In the entries that follow, find the word "with" and report each line it is on.
^^^^
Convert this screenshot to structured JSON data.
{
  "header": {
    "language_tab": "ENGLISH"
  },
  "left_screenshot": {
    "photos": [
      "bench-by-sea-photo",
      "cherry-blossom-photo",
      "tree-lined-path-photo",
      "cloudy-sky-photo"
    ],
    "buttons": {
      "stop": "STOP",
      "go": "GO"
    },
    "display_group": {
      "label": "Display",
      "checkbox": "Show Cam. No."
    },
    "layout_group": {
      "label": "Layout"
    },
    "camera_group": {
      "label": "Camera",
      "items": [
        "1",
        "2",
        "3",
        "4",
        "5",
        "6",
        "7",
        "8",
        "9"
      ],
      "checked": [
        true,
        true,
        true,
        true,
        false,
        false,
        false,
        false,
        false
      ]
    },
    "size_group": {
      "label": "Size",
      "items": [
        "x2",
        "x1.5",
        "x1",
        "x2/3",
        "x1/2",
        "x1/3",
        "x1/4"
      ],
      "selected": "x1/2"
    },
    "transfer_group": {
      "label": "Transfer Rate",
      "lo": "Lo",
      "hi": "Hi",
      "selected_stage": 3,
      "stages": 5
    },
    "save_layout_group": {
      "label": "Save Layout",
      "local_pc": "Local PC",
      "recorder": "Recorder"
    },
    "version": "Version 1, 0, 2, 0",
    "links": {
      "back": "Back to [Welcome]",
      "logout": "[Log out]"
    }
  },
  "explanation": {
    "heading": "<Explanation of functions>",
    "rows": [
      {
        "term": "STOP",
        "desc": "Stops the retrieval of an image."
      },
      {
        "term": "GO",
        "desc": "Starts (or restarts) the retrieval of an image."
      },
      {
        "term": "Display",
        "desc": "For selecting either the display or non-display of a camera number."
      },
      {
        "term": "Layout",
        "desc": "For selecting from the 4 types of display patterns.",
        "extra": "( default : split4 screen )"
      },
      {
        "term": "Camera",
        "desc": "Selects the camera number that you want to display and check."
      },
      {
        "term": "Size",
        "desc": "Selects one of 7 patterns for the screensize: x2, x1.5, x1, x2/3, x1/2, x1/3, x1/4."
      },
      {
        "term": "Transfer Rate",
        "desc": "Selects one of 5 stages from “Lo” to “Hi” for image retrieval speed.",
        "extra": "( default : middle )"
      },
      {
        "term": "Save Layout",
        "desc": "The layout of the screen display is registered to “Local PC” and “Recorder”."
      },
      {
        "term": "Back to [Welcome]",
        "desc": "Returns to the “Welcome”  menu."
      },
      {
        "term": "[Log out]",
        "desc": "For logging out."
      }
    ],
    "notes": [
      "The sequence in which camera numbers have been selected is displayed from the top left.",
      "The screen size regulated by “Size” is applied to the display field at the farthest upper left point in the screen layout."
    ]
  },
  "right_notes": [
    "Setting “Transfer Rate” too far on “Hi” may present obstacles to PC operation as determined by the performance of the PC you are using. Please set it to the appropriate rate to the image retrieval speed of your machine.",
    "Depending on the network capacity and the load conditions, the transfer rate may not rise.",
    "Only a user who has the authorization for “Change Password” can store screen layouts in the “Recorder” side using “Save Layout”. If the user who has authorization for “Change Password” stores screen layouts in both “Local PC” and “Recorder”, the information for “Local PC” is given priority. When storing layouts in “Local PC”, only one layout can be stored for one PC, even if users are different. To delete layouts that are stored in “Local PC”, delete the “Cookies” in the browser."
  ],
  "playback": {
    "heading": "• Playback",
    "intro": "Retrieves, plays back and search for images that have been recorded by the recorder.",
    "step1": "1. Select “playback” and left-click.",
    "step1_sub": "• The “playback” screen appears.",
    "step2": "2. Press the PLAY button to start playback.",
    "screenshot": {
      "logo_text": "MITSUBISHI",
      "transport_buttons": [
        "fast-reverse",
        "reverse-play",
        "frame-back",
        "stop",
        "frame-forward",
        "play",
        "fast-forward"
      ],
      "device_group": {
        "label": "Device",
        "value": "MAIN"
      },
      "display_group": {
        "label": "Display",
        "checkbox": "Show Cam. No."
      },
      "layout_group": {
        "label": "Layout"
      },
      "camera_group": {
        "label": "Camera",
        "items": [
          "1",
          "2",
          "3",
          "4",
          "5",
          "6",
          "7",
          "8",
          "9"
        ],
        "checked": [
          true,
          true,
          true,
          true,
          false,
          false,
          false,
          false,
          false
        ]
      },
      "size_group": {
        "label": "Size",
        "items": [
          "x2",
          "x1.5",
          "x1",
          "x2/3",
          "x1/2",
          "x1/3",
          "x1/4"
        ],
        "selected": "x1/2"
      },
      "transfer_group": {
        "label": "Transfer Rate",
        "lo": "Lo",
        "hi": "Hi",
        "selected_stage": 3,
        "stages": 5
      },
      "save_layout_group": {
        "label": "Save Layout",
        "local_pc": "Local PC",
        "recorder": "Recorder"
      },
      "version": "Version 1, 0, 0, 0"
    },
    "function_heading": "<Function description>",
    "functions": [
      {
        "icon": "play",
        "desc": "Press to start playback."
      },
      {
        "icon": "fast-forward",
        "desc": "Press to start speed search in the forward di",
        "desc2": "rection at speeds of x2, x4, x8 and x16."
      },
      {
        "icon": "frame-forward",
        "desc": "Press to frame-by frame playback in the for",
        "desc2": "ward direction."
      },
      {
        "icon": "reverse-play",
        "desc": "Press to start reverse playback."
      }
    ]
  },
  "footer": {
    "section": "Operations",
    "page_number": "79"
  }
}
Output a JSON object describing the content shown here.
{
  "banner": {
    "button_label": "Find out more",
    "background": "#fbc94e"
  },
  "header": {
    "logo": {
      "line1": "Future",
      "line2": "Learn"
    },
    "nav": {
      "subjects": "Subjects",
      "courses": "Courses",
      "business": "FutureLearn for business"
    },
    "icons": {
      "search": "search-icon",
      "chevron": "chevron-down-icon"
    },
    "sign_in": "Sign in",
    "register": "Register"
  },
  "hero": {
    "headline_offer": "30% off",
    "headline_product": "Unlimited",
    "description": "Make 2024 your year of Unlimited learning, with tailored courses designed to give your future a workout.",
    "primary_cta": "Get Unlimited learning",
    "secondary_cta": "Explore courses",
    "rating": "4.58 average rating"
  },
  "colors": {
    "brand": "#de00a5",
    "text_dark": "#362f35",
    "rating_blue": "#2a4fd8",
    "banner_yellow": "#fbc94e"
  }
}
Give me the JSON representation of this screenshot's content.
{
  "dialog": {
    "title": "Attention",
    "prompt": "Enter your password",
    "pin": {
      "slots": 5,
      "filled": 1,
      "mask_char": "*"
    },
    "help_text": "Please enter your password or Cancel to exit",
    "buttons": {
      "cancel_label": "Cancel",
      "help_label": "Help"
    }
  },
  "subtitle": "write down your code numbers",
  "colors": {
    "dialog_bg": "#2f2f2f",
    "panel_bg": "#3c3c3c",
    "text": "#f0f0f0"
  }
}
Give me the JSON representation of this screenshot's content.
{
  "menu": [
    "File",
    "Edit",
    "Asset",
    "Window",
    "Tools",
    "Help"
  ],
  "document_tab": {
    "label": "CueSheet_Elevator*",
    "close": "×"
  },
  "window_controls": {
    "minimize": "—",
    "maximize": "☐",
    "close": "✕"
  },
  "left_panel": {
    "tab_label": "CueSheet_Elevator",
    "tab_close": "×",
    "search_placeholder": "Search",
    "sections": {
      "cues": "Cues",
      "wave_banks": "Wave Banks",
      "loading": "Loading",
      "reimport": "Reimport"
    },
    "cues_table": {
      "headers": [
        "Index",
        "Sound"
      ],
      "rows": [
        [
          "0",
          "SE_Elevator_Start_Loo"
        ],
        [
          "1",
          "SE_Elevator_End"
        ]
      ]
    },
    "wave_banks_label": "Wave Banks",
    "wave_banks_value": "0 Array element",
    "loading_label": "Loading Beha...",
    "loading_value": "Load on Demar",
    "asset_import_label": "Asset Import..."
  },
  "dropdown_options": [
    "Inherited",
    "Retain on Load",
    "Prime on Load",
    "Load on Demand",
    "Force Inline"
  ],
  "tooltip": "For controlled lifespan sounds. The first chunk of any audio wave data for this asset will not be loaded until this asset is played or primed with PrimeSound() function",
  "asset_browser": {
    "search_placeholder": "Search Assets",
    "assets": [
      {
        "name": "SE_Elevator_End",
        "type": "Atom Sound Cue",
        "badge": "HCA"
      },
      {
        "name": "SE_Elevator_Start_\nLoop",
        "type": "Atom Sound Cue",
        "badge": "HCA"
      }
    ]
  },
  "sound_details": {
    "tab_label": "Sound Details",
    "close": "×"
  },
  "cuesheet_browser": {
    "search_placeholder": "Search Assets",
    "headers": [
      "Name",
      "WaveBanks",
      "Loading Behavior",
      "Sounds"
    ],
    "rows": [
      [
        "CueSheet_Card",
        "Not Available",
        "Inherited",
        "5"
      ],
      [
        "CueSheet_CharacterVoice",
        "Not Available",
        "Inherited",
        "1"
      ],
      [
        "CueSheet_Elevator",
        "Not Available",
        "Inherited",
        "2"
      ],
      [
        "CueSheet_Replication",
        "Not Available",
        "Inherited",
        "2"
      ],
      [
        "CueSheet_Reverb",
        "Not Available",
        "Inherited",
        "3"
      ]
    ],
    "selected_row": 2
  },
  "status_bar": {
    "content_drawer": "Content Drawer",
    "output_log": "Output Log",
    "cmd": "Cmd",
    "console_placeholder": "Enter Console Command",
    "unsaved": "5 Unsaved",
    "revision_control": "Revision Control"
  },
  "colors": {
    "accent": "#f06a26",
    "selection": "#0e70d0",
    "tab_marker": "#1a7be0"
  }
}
^^^^
--- Output for this task ---
    "description": "Make 2024 your year of Unlimited learning, with tailored courses designed to give your future a workout.",
  "tooltip": "For controlled lifespan sounds. The first chunk of any audio wave data for this asset will not be loaded until this asset is played or primed with PrimeSound() function",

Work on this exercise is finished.